Text passage:
########################################
Well, actually the only cases where strlen() was called and printed were those where any library calls were optimized away, and the copying was performed by inlined moving of a quadword. This would obviously have required a compile-time call to strlen(). In all cases where strcpy was actually called, there was an abort before any invocation of strlen().

So in fact we don't even have any evidence that this optimization takes place after a true call to strcpy. We could never see this from the output of the program, as only non-overlapping copy areas would survive the call, and for those the optimization would indeed always be safe, and thus give the same answer as a non-optimized-away strlen call.

But even so, the claim that the possibility to do this optimization depends on the possibility of UB seems to be false:

* The library call to strcpy must always do the strlen to determine if the copy areas overlap. When it detects overlap, it would as a free side effect know if it had to copy forward or backward, and in any case it would know the correct length.
* When strcpy is optimized away for inlined move instructions, because at compile time the length of the string is known and small, it could also have checked at compile time if the copy areas overlapped, and thus whether the copy would conserve the string length or not, and when it didn't they would actually know how much the new length would be, and could have used that info for optimizing away strlen.
########################################
Work to complete:
1. Answer these questions about the strcpy and strlen passage above, one per line:
(a) In the cases where strlen() was called and printed, how was the copying done?
(b) What happened in every case where strcpy was actually called, before any invocation of strlen()?
(c) What must the library call to strcpy always do, and for what purpose?
2. Translate this sentence from the strcpy and strlen passage into Spanish: "This would obviously have required a compile-time call to strlen()."
3. Please resume the strcpy and strlen passage right after its final sentence and extend its argument.

Data extract:
########################################
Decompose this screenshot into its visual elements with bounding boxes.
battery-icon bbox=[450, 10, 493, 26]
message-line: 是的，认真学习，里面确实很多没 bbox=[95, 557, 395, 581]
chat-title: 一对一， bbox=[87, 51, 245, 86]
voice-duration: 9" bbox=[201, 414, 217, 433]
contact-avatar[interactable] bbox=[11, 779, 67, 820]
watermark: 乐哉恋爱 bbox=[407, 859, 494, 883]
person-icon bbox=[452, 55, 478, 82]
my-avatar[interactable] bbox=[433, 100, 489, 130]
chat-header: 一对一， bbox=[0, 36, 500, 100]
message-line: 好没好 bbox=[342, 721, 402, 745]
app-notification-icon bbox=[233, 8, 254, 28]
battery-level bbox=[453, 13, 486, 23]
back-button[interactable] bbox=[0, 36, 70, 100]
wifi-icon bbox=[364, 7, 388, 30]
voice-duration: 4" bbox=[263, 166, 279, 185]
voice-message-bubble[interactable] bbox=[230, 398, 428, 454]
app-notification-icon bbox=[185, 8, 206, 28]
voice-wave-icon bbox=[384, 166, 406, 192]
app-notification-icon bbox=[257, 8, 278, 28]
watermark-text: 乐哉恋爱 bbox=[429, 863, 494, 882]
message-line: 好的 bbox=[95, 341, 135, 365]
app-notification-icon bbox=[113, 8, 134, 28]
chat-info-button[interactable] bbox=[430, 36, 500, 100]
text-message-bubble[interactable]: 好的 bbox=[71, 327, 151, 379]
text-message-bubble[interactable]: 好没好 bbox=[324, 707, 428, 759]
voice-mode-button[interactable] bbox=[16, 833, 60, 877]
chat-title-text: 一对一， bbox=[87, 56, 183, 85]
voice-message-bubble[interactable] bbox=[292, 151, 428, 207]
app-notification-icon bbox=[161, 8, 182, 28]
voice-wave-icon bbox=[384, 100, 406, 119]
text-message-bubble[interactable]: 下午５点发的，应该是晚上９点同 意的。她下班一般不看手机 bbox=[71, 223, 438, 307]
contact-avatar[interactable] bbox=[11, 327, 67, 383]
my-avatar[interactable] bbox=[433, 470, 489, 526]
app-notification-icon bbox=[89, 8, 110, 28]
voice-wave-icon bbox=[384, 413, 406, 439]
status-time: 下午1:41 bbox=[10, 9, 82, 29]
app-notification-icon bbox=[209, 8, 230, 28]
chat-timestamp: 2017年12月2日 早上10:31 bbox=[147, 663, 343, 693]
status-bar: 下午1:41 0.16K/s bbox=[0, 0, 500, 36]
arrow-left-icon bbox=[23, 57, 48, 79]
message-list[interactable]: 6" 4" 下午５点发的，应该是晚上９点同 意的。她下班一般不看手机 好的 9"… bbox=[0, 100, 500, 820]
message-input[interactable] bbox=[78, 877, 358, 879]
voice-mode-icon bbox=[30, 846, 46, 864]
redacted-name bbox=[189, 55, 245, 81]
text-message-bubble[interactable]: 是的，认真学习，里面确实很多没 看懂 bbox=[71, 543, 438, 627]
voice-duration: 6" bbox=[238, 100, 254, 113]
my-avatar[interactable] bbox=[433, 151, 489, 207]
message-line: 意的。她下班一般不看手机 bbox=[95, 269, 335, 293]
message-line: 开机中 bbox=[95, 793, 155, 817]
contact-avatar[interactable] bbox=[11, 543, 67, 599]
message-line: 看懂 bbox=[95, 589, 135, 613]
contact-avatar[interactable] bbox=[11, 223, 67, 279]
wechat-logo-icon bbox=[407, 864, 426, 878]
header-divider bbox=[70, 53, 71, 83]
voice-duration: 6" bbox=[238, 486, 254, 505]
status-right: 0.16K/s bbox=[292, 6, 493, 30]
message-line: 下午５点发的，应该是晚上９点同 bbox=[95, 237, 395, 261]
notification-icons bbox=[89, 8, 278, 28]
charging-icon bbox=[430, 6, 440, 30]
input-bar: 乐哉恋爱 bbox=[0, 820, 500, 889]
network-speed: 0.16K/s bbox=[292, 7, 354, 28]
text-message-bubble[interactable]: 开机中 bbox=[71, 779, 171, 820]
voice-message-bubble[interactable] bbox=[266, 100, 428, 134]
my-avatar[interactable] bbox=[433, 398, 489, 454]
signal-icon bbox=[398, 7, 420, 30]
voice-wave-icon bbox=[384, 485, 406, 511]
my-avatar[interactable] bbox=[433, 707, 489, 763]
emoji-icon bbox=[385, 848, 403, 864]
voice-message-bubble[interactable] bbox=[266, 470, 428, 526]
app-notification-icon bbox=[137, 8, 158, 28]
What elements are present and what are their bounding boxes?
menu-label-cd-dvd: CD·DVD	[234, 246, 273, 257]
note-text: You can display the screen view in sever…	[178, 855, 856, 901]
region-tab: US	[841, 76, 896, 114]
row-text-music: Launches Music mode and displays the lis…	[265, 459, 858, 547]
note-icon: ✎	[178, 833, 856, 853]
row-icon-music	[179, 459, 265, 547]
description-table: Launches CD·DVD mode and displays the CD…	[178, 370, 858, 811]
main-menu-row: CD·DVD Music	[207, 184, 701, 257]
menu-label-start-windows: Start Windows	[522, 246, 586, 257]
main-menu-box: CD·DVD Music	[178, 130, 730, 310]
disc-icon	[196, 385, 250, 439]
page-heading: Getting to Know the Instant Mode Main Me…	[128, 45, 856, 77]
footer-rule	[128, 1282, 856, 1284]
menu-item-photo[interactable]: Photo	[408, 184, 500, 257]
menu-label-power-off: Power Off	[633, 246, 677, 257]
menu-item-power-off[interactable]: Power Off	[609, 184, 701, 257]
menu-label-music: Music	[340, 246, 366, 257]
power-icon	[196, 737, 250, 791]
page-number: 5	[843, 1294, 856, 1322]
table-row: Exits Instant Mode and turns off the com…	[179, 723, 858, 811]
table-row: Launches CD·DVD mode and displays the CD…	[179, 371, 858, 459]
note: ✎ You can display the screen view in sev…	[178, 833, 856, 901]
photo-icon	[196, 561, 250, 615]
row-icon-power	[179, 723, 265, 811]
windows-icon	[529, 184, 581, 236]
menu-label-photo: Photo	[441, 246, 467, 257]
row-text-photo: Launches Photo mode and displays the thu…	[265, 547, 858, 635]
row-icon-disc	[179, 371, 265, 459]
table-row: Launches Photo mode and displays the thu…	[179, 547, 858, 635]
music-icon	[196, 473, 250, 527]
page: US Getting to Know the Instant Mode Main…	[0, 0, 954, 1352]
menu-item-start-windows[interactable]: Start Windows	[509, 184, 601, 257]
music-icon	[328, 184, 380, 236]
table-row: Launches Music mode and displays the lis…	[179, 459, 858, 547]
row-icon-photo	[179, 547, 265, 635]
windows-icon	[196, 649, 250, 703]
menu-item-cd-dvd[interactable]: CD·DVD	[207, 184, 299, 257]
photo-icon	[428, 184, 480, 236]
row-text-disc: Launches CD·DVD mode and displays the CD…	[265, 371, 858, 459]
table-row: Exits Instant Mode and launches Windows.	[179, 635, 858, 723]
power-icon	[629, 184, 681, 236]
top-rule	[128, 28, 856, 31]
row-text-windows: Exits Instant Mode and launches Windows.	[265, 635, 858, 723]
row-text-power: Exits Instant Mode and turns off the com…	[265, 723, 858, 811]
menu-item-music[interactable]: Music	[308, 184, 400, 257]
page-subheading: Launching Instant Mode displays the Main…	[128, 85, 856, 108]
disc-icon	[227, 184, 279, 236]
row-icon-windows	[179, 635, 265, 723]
########################################
Responses by task:
1.
(a) Library calls were optimized away, and the copying was done by inlined moving of a quadword.
(b) There was an abort.
(c) It must always do the strlen, to determine whether the copy areas overlap.

2. Obviamente, esto habría requerido una llamada a strlen() en tiempo de compilación.

3.
The fact that they don't even test for overlap in the static case makes the excuse that they all do this because they care so much about buffer overflows fall apart. You can still have buffer overflows. Actually more dangerous ones than with the while(*p++ = *q++); implementation, because it would be able to continue after the overflow, exploiting the data corruption, while the latter case would give a guaranteed segfault.

There still doesn't seem to be any benefit from detecting the UB. Just a performance penalty. Using the length of a string that was obtained as a side effect of strcpy could always have been used to optimize away later strlen calls. Provided it had been calculated correctly.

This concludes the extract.